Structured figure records
---*---

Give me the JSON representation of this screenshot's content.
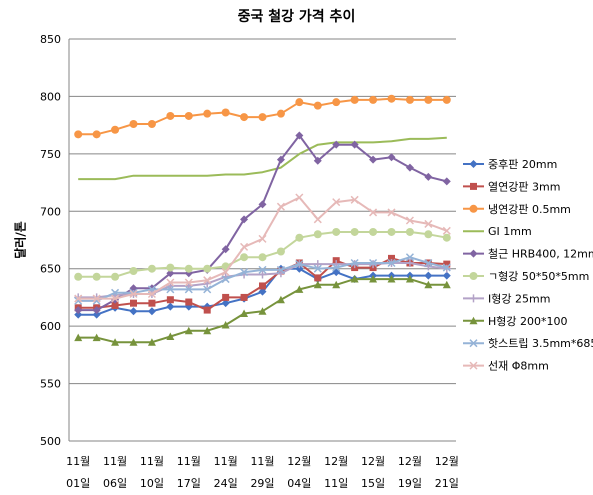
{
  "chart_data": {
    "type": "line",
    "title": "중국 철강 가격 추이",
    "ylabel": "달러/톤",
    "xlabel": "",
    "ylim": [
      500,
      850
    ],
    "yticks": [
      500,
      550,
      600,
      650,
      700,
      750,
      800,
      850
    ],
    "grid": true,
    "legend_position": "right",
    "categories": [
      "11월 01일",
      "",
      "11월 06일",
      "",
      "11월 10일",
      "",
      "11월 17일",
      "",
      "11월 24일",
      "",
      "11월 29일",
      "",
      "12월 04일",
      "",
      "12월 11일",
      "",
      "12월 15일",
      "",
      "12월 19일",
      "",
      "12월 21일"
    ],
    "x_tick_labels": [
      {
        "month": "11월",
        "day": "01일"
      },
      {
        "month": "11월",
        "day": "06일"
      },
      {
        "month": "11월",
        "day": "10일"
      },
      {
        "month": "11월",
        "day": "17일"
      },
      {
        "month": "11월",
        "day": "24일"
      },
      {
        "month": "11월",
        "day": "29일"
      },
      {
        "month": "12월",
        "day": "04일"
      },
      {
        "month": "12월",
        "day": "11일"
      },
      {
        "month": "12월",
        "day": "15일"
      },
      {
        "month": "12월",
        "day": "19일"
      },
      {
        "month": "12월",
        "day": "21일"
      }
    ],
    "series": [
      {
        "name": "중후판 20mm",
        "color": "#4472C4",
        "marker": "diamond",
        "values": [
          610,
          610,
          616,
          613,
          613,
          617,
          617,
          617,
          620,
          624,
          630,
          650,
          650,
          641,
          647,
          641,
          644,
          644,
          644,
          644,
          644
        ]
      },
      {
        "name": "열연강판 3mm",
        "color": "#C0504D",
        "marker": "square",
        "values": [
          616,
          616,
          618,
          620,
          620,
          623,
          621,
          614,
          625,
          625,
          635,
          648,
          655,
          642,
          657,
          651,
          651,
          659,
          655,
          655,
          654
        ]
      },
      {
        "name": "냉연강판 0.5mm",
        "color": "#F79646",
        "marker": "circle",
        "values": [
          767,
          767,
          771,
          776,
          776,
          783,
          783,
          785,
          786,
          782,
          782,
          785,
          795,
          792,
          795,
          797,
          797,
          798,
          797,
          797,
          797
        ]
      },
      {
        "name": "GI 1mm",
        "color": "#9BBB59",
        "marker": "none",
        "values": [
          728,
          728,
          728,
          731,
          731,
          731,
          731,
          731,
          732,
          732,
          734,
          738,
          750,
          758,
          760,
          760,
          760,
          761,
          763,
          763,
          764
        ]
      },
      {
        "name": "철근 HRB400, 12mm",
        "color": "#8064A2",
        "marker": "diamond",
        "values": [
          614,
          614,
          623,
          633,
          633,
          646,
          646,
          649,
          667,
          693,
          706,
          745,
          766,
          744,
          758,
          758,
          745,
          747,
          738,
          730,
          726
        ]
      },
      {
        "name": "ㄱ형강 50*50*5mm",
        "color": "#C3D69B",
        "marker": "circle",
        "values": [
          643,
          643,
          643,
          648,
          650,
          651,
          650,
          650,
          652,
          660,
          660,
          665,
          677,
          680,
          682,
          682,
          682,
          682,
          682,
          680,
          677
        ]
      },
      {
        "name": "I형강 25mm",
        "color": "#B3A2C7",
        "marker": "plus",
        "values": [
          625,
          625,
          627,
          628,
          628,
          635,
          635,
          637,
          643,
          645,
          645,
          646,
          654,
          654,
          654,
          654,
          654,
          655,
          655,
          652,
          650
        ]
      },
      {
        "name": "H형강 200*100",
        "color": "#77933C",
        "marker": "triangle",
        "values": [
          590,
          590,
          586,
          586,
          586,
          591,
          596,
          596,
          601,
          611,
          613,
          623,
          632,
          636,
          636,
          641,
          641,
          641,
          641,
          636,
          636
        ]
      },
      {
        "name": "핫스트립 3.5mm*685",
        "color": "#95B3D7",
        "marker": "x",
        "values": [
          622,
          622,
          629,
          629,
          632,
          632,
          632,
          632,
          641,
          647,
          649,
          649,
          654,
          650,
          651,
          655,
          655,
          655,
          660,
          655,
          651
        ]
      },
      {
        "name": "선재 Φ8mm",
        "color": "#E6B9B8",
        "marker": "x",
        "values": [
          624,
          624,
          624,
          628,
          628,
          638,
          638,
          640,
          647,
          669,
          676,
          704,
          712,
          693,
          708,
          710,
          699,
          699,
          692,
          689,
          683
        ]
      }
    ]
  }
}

---*---

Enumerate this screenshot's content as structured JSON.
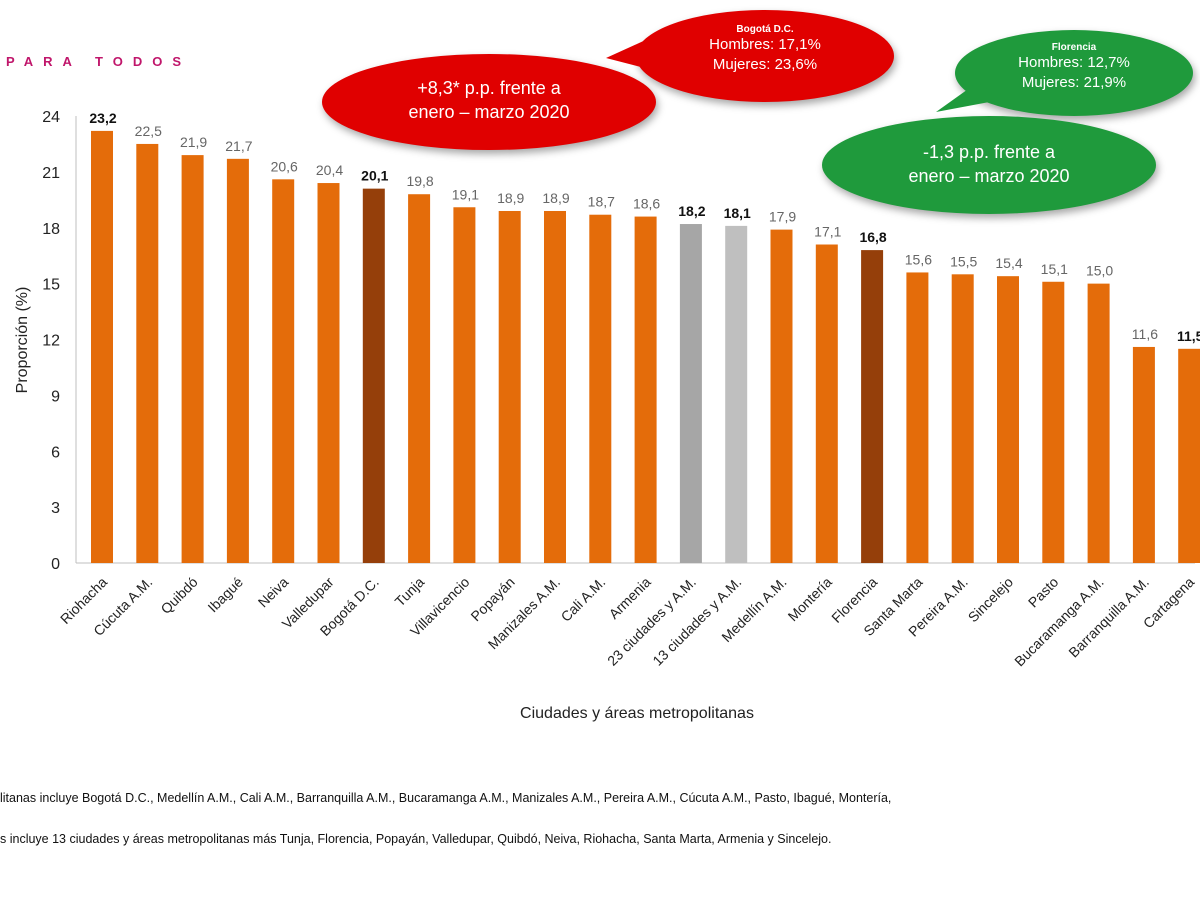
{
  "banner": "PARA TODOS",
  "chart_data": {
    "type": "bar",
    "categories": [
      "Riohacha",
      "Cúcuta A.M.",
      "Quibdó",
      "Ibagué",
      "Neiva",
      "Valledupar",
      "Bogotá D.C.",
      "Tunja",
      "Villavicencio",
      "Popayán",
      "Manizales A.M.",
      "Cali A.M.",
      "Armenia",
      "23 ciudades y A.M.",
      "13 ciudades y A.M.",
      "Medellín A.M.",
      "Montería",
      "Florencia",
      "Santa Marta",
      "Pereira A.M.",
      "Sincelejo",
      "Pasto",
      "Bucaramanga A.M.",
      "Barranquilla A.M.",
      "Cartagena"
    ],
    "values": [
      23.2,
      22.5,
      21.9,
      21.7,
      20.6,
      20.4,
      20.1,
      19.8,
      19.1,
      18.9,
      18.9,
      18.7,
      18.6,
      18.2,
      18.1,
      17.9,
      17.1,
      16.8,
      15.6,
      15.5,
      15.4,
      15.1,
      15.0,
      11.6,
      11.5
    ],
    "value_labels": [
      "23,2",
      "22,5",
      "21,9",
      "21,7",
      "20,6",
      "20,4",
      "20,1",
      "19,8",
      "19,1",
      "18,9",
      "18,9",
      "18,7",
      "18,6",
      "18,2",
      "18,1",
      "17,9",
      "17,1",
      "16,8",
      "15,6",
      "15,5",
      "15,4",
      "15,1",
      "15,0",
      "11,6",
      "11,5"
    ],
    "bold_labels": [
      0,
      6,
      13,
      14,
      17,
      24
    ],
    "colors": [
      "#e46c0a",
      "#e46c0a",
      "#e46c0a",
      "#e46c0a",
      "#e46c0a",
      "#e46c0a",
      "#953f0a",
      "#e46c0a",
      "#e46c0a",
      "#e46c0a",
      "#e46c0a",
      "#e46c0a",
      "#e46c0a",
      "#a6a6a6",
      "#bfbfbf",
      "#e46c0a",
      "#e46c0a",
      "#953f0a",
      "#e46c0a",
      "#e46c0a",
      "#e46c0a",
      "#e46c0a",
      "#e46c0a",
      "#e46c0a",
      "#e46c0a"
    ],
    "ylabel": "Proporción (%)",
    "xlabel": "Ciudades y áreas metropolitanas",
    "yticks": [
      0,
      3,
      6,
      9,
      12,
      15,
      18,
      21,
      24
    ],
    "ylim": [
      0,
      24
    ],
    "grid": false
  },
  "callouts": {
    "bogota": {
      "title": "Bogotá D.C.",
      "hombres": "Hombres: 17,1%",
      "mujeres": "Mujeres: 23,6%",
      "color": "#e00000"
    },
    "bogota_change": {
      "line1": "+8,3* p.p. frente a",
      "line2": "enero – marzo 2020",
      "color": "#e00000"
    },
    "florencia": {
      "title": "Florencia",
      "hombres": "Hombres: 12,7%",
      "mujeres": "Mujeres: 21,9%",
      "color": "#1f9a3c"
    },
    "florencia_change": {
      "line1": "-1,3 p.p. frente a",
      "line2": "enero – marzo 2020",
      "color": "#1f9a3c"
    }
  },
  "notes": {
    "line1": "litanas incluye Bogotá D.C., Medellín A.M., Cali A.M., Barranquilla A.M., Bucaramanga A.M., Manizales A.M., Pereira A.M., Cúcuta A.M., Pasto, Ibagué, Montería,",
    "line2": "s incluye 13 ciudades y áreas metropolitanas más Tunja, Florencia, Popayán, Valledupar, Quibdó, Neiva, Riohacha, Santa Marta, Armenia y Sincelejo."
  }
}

---*---

**Task prompt:** Copy each line above containing the string "title".

**Finished answer:**
    "title": "중국 철강 가격 추이",
      "title": "Bogotá D.C.",
      "title": "Florencia",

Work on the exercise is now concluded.